**Required work**.
Find the lines in the records below that contain "migratoria", and report each of them.

*** The data ***

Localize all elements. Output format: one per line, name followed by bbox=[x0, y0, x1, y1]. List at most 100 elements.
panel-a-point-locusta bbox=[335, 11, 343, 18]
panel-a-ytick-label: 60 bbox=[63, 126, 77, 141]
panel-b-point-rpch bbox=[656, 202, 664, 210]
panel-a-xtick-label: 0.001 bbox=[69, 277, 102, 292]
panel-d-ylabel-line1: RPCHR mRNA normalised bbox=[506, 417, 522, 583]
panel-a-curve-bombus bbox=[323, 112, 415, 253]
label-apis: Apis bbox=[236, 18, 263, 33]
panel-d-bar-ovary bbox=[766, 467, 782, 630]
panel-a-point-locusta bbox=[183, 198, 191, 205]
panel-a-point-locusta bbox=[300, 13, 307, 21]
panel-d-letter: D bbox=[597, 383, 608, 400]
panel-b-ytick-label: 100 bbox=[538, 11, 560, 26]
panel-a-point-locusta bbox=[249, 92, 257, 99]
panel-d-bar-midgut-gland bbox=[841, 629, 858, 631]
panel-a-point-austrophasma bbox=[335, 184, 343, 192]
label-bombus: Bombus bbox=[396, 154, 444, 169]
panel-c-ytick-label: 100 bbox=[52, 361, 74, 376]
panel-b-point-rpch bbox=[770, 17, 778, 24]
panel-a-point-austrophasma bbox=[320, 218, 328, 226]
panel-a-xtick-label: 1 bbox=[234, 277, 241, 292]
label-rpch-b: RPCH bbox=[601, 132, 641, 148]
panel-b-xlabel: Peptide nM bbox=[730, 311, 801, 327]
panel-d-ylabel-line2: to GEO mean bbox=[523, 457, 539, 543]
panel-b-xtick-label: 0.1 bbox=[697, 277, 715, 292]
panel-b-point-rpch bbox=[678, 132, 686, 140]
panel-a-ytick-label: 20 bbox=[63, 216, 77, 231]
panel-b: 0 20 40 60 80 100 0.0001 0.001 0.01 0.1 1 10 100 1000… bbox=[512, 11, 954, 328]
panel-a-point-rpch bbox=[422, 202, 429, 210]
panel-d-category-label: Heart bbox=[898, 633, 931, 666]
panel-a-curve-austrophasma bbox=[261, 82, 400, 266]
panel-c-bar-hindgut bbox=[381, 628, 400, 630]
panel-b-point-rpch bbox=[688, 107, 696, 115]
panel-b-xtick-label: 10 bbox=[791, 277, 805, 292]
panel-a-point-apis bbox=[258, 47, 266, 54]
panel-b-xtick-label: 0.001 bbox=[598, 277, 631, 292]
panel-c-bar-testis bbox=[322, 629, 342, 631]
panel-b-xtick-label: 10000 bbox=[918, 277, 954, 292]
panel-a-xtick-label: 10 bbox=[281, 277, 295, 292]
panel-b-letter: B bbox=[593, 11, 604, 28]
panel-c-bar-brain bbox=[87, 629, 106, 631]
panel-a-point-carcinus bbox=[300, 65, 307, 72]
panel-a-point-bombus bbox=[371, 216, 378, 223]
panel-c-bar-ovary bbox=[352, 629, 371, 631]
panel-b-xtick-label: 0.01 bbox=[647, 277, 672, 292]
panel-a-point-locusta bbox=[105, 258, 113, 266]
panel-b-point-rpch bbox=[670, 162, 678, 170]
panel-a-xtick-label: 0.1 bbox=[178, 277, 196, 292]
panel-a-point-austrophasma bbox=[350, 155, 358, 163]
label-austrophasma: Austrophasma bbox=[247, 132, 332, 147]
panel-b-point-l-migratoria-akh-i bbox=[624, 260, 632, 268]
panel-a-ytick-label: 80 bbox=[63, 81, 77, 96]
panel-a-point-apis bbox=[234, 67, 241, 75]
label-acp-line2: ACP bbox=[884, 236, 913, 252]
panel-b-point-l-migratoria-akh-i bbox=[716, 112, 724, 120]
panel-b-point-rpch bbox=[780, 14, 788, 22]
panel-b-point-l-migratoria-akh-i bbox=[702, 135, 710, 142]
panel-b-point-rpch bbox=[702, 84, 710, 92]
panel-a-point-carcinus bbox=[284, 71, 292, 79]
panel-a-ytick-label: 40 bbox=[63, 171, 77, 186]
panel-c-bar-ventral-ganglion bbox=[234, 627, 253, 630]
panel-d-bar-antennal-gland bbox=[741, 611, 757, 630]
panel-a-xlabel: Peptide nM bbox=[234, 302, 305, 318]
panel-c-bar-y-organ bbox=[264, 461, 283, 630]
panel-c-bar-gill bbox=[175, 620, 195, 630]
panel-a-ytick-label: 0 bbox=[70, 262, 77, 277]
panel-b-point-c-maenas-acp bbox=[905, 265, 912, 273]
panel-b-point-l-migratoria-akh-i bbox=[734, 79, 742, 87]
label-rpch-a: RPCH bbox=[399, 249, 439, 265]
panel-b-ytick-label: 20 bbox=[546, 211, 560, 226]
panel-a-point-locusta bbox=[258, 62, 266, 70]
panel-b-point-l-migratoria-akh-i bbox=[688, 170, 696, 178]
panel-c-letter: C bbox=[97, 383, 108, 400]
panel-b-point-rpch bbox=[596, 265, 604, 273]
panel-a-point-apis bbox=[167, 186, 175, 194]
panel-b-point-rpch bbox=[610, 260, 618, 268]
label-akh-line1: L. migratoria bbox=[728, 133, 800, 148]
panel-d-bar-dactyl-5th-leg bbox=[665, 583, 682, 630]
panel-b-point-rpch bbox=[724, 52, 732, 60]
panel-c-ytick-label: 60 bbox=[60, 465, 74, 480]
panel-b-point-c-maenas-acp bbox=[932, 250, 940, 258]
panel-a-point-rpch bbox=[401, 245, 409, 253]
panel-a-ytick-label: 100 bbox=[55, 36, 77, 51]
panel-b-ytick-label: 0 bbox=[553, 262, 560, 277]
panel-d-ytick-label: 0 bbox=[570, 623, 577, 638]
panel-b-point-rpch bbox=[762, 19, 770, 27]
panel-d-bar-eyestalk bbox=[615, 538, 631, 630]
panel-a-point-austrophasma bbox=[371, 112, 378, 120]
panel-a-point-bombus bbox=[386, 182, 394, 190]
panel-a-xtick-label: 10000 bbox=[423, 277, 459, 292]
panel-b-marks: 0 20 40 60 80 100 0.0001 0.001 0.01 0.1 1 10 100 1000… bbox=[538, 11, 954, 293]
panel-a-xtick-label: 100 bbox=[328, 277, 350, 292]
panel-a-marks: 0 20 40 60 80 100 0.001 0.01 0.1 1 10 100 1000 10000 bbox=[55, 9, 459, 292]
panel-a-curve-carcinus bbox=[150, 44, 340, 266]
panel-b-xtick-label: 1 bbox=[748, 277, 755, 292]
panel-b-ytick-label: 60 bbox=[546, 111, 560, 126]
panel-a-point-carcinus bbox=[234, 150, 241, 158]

*** End of The data ***

**Response box**.
panel-b-point-l-migratoria-akh-i bbox=[624, 260, 632, 268]
panel-b-point-l-migratoria-akh-i bbox=[716, 112, 724, 120]
panel-b-point-l-migratoria-akh-i bbox=[702, 135, 710, 142]
panel-b-point-l-migratoria-akh-i bbox=[734, 79, 742, 87]
panel-b-point-l-migratoria-akh-i bbox=[688, 170, 696, 178]
label-akh-line1: L. migratoria bbox=[728, 133, 800, 148]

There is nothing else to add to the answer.